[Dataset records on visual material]
:::::

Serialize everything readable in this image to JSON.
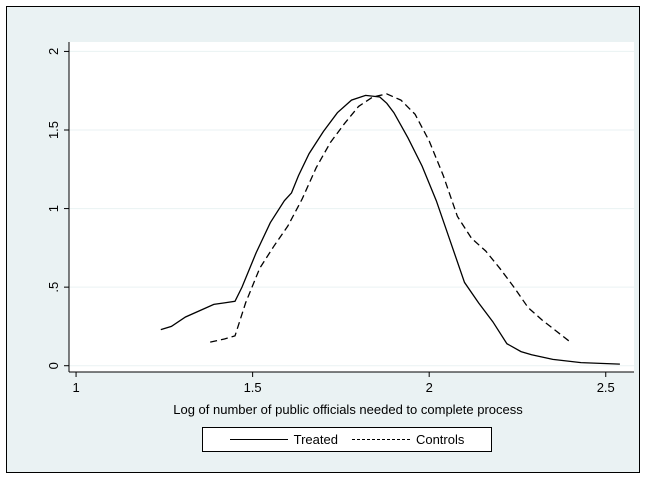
{
  "chart_data": {
    "type": "line",
    "title": "",
    "xlabel": "Log of number of public officials needed to complete process",
    "ylabel": "",
    "xlim": [
      0.98,
      2.58
    ],
    "ylim": [
      -0.04,
      2.06
    ],
    "xticks": [
      1,
      1.5,
      2,
      2.5
    ],
    "xtick_labels": [
      "1",
      "1.5",
      "2",
      "2.5"
    ],
    "yticks": [
      0,
      0.5,
      1,
      1.5,
      2
    ],
    "ytick_labels": [
      "0",
      ".5",
      "1",
      "1.5",
      "2"
    ],
    "grid": "horizontal",
    "legend_position": "bottom",
    "series": [
      {
        "name": "Treated",
        "style": "solid",
        "x": [
          1.24,
          1.27,
          1.31,
          1.36,
          1.39,
          1.42,
          1.45,
          1.47,
          1.51,
          1.55,
          1.59,
          1.61,
          1.63,
          1.66,
          1.7,
          1.74,
          1.78,
          1.82,
          1.86,
          1.88,
          1.9,
          1.94,
          1.98,
          2.02,
          2.06,
          2.1,
          2.14,
          2.18,
          2.22,
          2.26,
          2.29,
          2.35,
          2.43,
          2.54
        ],
        "y": [
          0.23,
          0.25,
          0.31,
          0.36,
          0.39,
          0.4,
          0.41,
          0.5,
          0.72,
          0.91,
          1.05,
          1.1,
          1.21,
          1.35,
          1.49,
          1.61,
          1.69,
          1.72,
          1.71,
          1.67,
          1.61,
          1.45,
          1.27,
          1.05,
          0.79,
          0.53,
          0.4,
          0.28,
          0.14,
          0.09,
          0.07,
          0.04,
          0.02,
          0.01
        ]
      },
      {
        "name": "Controls",
        "style": "dashed",
        "x": [
          1.38,
          1.42,
          1.45,
          1.48,
          1.52,
          1.56,
          1.6,
          1.64,
          1.68,
          1.72,
          1.76,
          1.8,
          1.84,
          1.88,
          1.92,
          1.96,
          2.0,
          2.04,
          2.08,
          2.12,
          2.16,
          2.2,
          2.24,
          2.28,
          2.32,
          2.36,
          2.4
        ],
        "y": [
          0.15,
          0.17,
          0.19,
          0.4,
          0.62,
          0.76,
          0.89,
          1.06,
          1.26,
          1.42,
          1.54,
          1.65,
          1.71,
          1.73,
          1.69,
          1.6,
          1.43,
          1.21,
          0.95,
          0.81,
          0.73,
          0.62,
          0.5,
          0.37,
          0.29,
          0.22,
          0.15
        ]
      }
    ]
  }
}
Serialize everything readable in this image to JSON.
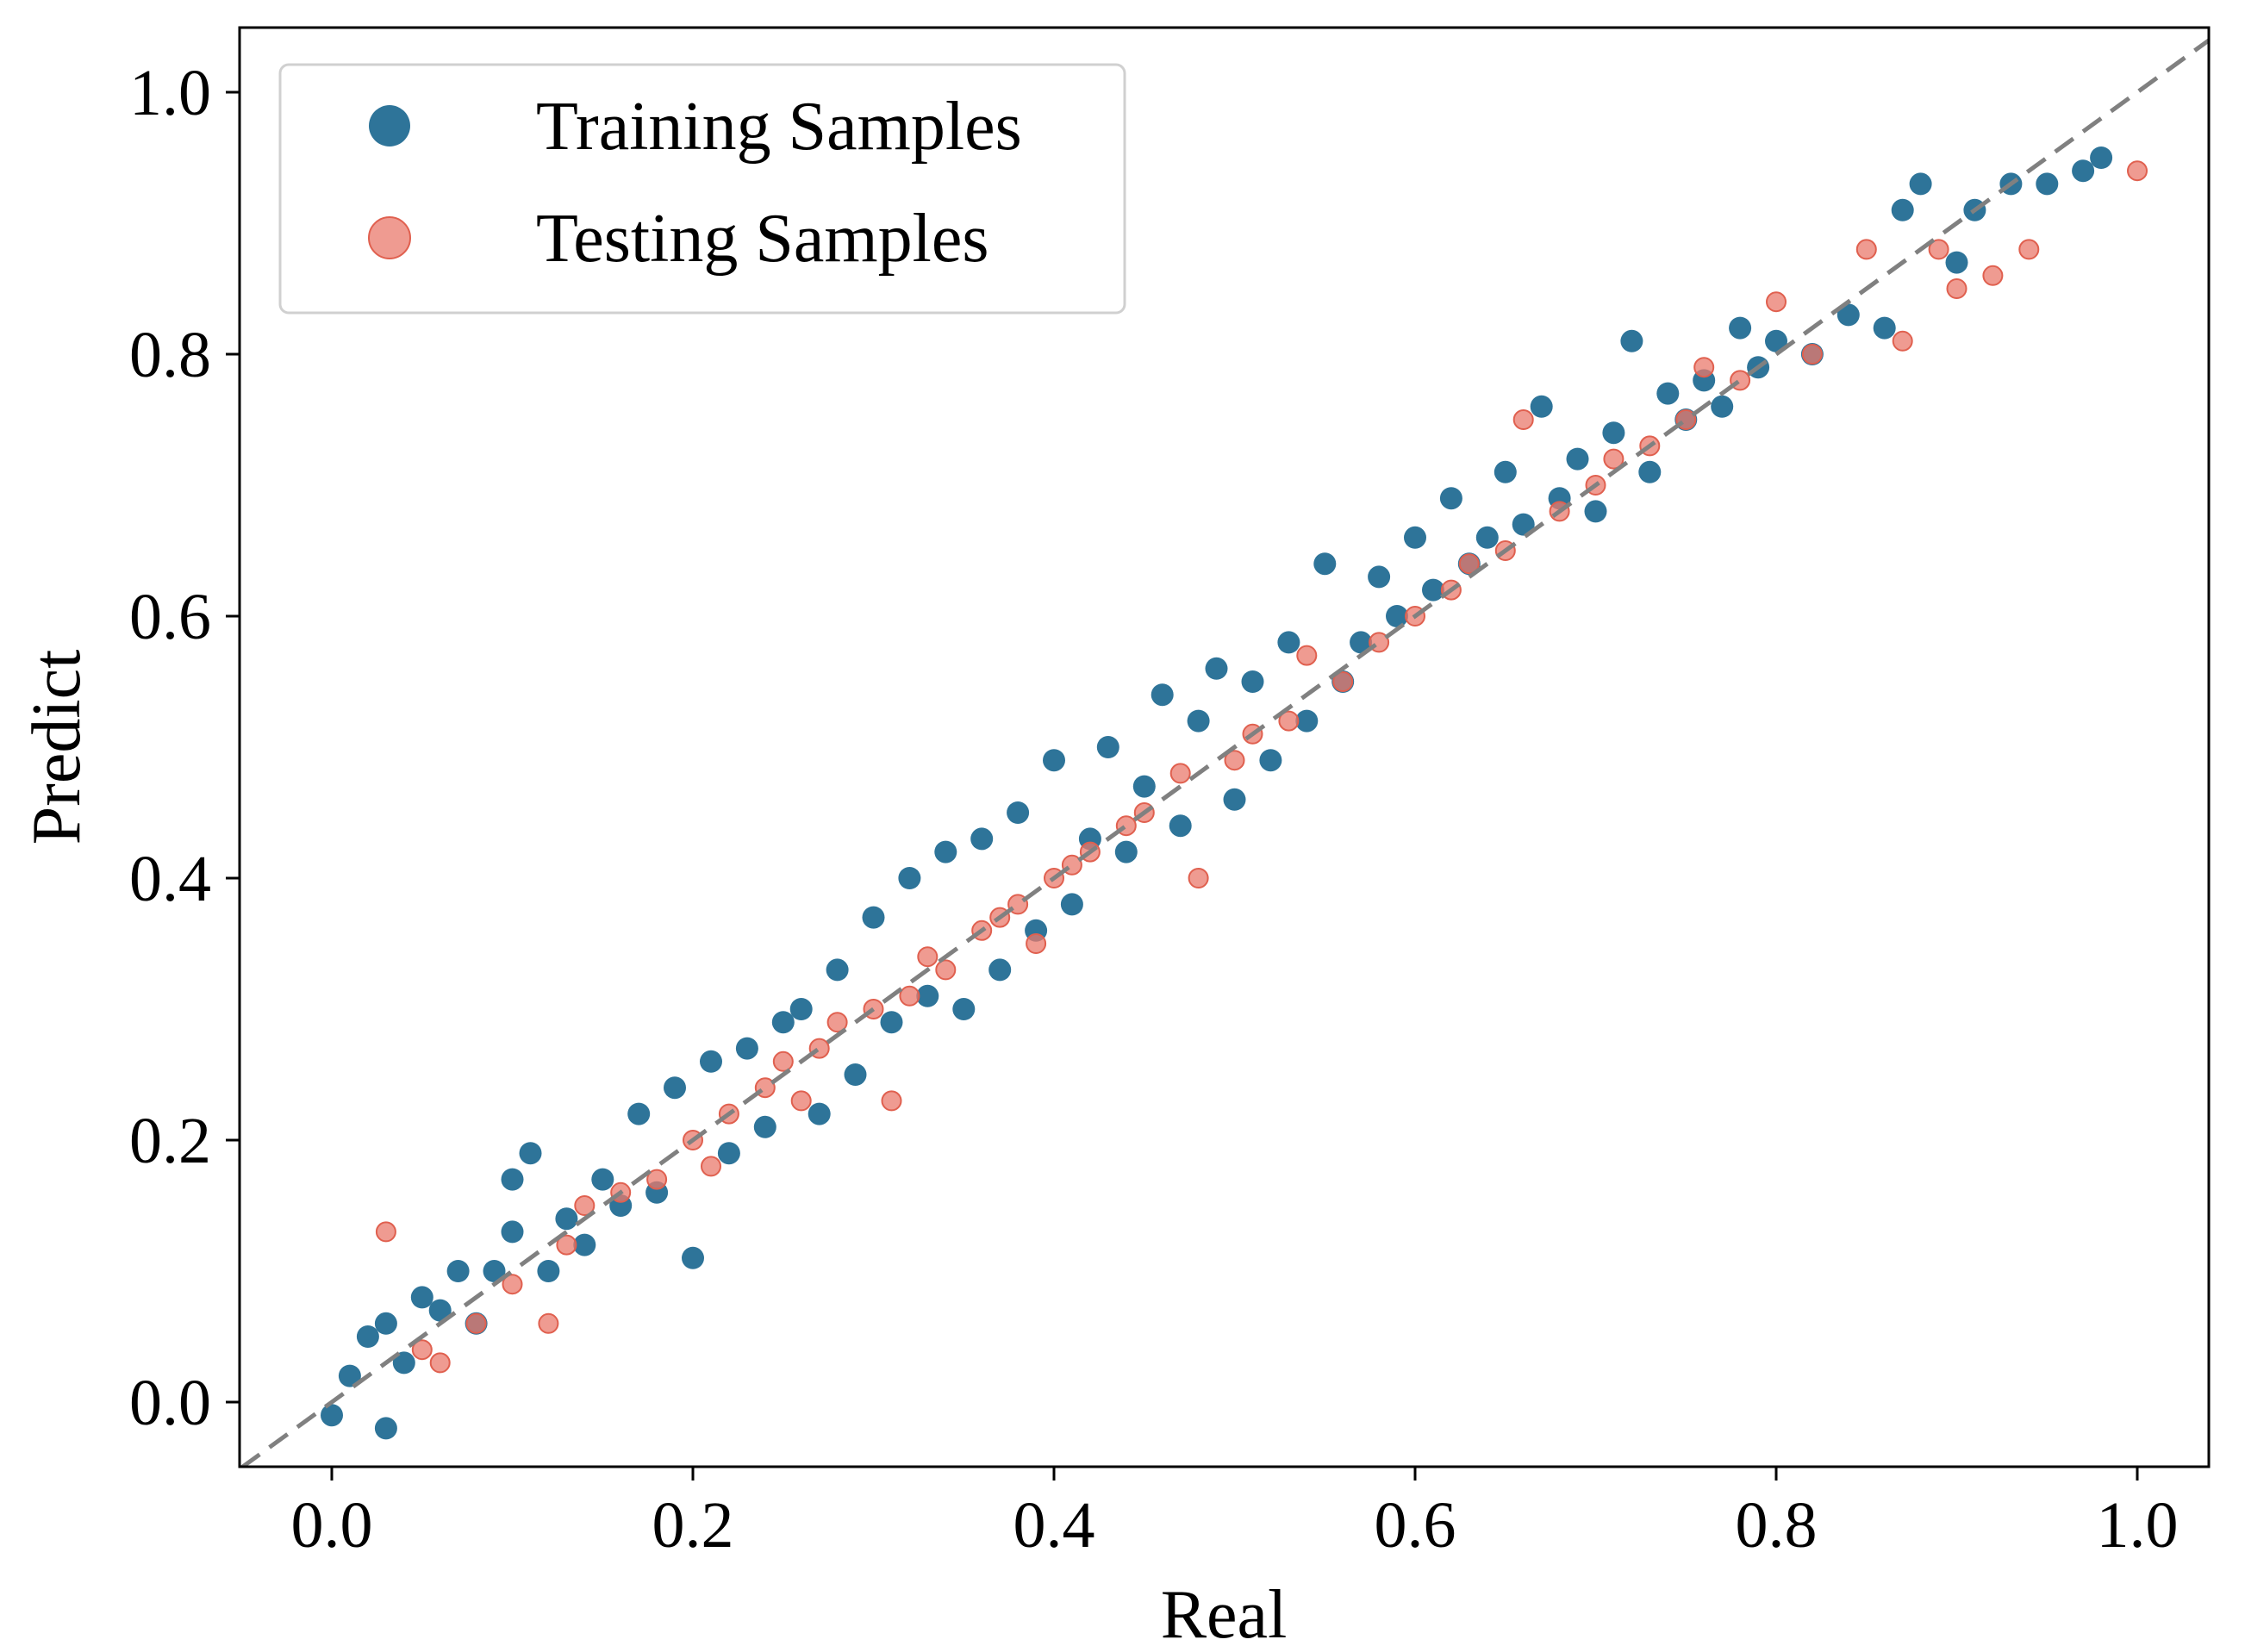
{
  "chart_data": {
    "type": "scatter",
    "title": "",
    "xlabel": "Real",
    "ylabel": "Predict",
    "xlim": [
      -0.05,
      1.05
    ],
    "ylim": [
      -0.05,
      1.05
    ],
    "grid": false,
    "legend_position": "top-left",
    "x_ticks": [
      0.0,
      0.2,
      0.4,
      0.6,
      0.8,
      1.0
    ],
    "y_ticks": [
      0.0,
      0.2,
      0.4,
      0.6,
      0.8,
      1.0
    ],
    "x_tick_labels": [
      "0.0",
      "0.2",
      "0.4",
      "0.6",
      "0.8",
      "1.0"
    ],
    "y_tick_labels": [
      "0.0",
      "0.2",
      "0.4",
      "0.6",
      "0.8",
      "1.0"
    ],
    "reference_line": {
      "style": "dashed",
      "color": "#808080",
      "from": [
        -0.05,
        -0.05
      ],
      "to": [
        1.05,
        1.05
      ]
    },
    "series": [
      {
        "name": "Training Samples",
        "color": "#2e7499",
        "points": [
          [
            0.0,
            -0.01
          ],
          [
            0.01,
            0.02
          ],
          [
            0.02,
            0.05
          ],
          [
            0.03,
            -0.02
          ],
          [
            0.03,
            0.06
          ],
          [
            0.04,
            0.03
          ],
          [
            0.05,
            0.08
          ],
          [
            0.06,
            0.07
          ],
          [
            0.07,
            0.1
          ],
          [
            0.08,
            0.06
          ],
          [
            0.09,
            0.1
          ],
          [
            0.1,
            0.13
          ],
          [
            0.1,
            0.17
          ],
          [
            0.11,
            0.19
          ],
          [
            0.12,
            0.1
          ],
          [
            0.13,
            0.14
          ],
          [
            0.14,
            0.12
          ],
          [
            0.15,
            0.17
          ],
          [
            0.16,
            0.15
          ],
          [
            0.17,
            0.22
          ],
          [
            0.18,
            0.16
          ],
          [
            0.19,
            0.24
          ],
          [
            0.2,
            0.11
          ],
          [
            0.21,
            0.26
          ],
          [
            0.22,
            0.19
          ],
          [
            0.23,
            0.27
          ],
          [
            0.24,
            0.21
          ],
          [
            0.25,
            0.29
          ],
          [
            0.26,
            0.3
          ],
          [
            0.27,
            0.22
          ],
          [
            0.28,
            0.33
          ],
          [
            0.29,
            0.25
          ],
          [
            0.3,
            0.37
          ],
          [
            0.31,
            0.29
          ],
          [
            0.32,
            0.4
          ],
          [
            0.33,
            0.31
          ],
          [
            0.34,
            0.42
          ],
          [
            0.35,
            0.3
          ],
          [
            0.36,
            0.43
          ],
          [
            0.37,
            0.33
          ],
          [
            0.38,
            0.45
          ],
          [
            0.39,
            0.36
          ],
          [
            0.4,
            0.49
          ],
          [
            0.41,
            0.38
          ],
          [
            0.42,
            0.43
          ],
          [
            0.43,
            0.5
          ],
          [
            0.44,
            0.42
          ],
          [
            0.45,
            0.47
          ],
          [
            0.46,
            0.54
          ],
          [
            0.47,
            0.44
          ],
          [
            0.48,
            0.52
          ],
          [
            0.49,
            0.56
          ],
          [
            0.5,
            0.46
          ],
          [
            0.51,
            0.55
          ],
          [
            0.52,
            0.49
          ],
          [
            0.53,
            0.58
          ],
          [
            0.54,
            0.52
          ],
          [
            0.55,
            0.64
          ],
          [
            0.56,
            0.55
          ],
          [
            0.57,
            0.58
          ],
          [
            0.58,
            0.63
          ],
          [
            0.59,
            0.6
          ],
          [
            0.6,
            0.66
          ],
          [
            0.61,
            0.62
          ],
          [
            0.62,
            0.69
          ],
          [
            0.63,
            0.64
          ],
          [
            0.64,
            0.66
          ],
          [
            0.65,
            0.71
          ],
          [
            0.66,
            0.67
          ],
          [
            0.67,
            0.76
          ],
          [
            0.68,
            0.69
          ],
          [
            0.69,
            0.72
          ],
          [
            0.7,
            0.68
          ],
          [
            0.71,
            0.74
          ],
          [
            0.72,
            0.81
          ],
          [
            0.73,
            0.71
          ],
          [
            0.74,
            0.77
          ],
          [
            0.75,
            0.75
          ],
          [
            0.76,
            0.78
          ],
          [
            0.77,
            0.76
          ],
          [
            0.78,
            0.82
          ],
          [
            0.79,
            0.79
          ],
          [
            0.8,
            0.81
          ],
          [
            0.82,
            0.8
          ],
          [
            0.84,
            0.83
          ],
          [
            0.86,
            0.82
          ],
          [
            0.87,
            0.91
          ],
          [
            0.88,
            0.93
          ],
          [
            0.9,
            0.87
          ],
          [
            0.91,
            0.91
          ],
          [
            0.93,
            0.93
          ],
          [
            0.95,
            0.93
          ],
          [
            0.97,
            0.94
          ],
          [
            0.98,
            0.95
          ]
        ]
      },
      {
        "name": "Testing Samples",
        "color": "#ea7a6c",
        "points": [
          [
            0.03,
            0.13
          ],
          [
            0.05,
            0.04
          ],
          [
            0.06,
            0.03
          ],
          [
            0.08,
            0.06
          ],
          [
            0.1,
            0.09
          ],
          [
            0.12,
            0.06
          ],
          [
            0.13,
            0.12
          ],
          [
            0.14,
            0.15
          ],
          [
            0.16,
            0.16
          ],
          [
            0.18,
            0.17
          ],
          [
            0.2,
            0.2
          ],
          [
            0.21,
            0.18
          ],
          [
            0.22,
            0.22
          ],
          [
            0.24,
            0.24
          ],
          [
            0.25,
            0.26
          ],
          [
            0.26,
            0.23
          ],
          [
            0.27,
            0.27
          ],
          [
            0.28,
            0.29
          ],
          [
            0.3,
            0.3
          ],
          [
            0.31,
            0.23
          ],
          [
            0.32,
            0.31
          ],
          [
            0.33,
            0.34
          ],
          [
            0.34,
            0.33
          ],
          [
            0.36,
            0.36
          ],
          [
            0.37,
            0.37
          ],
          [
            0.38,
            0.38
          ],
          [
            0.39,
            0.35
          ],
          [
            0.4,
            0.4
          ],
          [
            0.41,
            0.41
          ],
          [
            0.42,
            0.42
          ],
          [
            0.44,
            0.44
          ],
          [
            0.45,
            0.45
          ],
          [
            0.47,
            0.48
          ],
          [
            0.48,
            0.4
          ],
          [
            0.5,
            0.49
          ],
          [
            0.51,
            0.51
          ],
          [
            0.53,
            0.52
          ],
          [
            0.54,
            0.57
          ],
          [
            0.56,
            0.55
          ],
          [
            0.58,
            0.58
          ],
          [
            0.6,
            0.6
          ],
          [
            0.62,
            0.62
          ],
          [
            0.63,
            0.64
          ],
          [
            0.65,
            0.65
          ],
          [
            0.66,
            0.75
          ],
          [
            0.68,
            0.68
          ],
          [
            0.7,
            0.7
          ],
          [
            0.71,
            0.72
          ],
          [
            0.73,
            0.73
          ],
          [
            0.75,
            0.75
          ],
          [
            0.76,
            0.79
          ],
          [
            0.78,
            0.78
          ],
          [
            0.8,
            0.84
          ],
          [
            0.82,
            0.8
          ],
          [
            0.85,
            0.88
          ],
          [
            0.87,
            0.81
          ],
          [
            0.89,
            0.88
          ],
          [
            0.9,
            0.85
          ],
          [
            0.92,
            0.86
          ],
          [
            0.94,
            0.88
          ],
          [
            1.0,
            0.94
          ]
        ]
      }
    ]
  }
}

:::::

### Work to complete
Only the number is needed here: how many lines of the records contain "color"?

### Full response
3